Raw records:
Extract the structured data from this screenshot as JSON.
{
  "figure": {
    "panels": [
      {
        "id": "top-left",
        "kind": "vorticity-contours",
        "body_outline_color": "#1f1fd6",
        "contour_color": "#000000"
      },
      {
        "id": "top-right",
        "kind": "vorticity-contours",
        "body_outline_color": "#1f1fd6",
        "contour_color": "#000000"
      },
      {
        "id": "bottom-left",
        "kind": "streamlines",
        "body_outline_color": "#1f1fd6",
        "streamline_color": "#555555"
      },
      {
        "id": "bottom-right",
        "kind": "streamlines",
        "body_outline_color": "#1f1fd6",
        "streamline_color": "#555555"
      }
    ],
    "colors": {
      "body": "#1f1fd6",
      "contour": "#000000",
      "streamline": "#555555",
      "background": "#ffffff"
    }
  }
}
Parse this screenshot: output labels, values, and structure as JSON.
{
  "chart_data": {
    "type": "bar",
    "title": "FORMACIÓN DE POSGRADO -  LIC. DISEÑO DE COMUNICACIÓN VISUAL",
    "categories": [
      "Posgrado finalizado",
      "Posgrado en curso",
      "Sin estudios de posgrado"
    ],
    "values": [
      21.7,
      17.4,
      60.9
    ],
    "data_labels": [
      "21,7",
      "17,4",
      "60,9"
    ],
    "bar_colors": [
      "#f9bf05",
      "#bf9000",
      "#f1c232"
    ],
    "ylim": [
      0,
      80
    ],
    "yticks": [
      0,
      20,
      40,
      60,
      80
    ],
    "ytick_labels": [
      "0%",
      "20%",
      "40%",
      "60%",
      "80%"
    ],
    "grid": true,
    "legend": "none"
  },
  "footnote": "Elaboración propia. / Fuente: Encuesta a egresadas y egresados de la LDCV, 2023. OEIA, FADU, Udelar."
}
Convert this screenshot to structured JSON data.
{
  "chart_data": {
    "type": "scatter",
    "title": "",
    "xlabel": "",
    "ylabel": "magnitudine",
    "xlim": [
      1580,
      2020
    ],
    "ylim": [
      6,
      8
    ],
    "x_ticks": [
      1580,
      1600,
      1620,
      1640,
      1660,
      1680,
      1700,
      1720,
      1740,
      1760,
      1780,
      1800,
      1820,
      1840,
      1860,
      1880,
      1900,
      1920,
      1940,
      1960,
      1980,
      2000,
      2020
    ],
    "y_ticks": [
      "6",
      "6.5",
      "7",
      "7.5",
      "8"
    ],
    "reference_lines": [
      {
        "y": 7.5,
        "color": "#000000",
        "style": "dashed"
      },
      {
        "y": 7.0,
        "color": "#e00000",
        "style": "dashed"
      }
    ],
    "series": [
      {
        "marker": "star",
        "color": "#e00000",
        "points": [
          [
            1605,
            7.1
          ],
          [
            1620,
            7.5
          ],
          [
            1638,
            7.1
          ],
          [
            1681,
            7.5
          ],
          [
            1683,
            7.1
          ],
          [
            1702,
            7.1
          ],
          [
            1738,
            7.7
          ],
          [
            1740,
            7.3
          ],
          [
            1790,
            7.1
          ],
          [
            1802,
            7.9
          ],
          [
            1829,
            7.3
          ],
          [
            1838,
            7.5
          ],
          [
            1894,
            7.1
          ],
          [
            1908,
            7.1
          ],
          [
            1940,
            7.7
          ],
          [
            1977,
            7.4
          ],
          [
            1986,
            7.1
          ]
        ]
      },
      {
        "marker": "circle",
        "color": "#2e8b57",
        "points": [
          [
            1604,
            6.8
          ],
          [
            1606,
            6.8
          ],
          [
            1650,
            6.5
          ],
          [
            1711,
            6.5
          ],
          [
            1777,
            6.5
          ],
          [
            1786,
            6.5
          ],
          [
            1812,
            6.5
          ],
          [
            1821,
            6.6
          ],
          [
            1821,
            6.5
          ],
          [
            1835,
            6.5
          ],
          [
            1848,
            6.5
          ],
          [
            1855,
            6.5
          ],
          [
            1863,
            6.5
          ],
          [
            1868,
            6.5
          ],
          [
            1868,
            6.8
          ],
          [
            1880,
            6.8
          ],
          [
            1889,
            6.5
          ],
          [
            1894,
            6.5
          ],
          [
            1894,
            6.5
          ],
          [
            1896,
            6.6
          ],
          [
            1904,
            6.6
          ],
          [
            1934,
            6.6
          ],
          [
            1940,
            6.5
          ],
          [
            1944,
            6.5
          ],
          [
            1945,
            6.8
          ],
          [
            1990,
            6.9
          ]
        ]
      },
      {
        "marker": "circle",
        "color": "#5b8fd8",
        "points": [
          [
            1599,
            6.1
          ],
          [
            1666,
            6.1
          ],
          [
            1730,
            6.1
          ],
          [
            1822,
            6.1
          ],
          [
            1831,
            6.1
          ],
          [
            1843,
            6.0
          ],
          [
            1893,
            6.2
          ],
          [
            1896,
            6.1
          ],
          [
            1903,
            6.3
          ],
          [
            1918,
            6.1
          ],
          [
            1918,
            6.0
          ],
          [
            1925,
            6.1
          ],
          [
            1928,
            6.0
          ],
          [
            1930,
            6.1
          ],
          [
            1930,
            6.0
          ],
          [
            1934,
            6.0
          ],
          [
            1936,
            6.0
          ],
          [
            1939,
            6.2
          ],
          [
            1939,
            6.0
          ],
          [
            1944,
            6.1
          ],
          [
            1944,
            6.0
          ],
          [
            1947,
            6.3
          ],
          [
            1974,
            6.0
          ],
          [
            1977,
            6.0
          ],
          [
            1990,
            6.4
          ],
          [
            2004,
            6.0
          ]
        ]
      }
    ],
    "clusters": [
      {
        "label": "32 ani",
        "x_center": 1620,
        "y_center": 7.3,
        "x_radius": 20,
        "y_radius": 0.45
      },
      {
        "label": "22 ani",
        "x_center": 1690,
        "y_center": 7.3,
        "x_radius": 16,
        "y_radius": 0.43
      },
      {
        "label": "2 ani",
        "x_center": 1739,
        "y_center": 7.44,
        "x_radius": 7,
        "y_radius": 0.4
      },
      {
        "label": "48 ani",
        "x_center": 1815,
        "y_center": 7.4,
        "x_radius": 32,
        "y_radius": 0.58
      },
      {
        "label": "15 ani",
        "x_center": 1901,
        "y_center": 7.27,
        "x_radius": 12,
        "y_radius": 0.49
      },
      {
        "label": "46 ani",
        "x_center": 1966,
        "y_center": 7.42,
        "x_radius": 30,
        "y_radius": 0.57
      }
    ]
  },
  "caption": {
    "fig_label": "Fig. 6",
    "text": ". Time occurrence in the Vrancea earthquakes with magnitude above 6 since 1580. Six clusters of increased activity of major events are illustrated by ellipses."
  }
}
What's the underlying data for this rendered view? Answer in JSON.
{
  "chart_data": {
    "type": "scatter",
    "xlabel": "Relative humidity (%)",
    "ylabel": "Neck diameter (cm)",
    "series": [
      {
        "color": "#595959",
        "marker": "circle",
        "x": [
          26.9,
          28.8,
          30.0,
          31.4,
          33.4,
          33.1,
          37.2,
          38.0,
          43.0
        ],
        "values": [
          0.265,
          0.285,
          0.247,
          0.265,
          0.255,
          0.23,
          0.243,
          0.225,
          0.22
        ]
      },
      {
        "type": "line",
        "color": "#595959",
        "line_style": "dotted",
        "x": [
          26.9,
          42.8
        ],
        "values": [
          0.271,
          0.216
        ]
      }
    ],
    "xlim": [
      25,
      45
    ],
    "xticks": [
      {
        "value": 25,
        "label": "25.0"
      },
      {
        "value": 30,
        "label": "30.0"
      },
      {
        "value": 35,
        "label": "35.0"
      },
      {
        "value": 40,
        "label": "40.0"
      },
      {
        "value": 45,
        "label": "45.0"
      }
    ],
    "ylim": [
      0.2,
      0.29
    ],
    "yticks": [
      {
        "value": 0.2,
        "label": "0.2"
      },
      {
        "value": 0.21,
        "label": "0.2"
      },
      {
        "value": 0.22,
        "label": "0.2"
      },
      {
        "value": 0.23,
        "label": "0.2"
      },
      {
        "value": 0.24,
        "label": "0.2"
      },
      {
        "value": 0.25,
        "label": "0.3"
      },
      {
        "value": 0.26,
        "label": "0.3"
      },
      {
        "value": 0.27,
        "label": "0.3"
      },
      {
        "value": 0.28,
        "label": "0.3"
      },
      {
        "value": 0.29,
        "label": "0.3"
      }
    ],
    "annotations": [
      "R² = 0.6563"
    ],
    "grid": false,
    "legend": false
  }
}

STATED GOAL:
Find the lines holding "JSON" and list every one.

ANSWER TO THIS PROBLEM:
Extract the structured data from this screenshot as JSON.
Parse this screenshot: output labels, values, and structure as JSON.
Convert this screenshot to structured JSON data.
What's the underlying data for this rendered view? Answer in JSON.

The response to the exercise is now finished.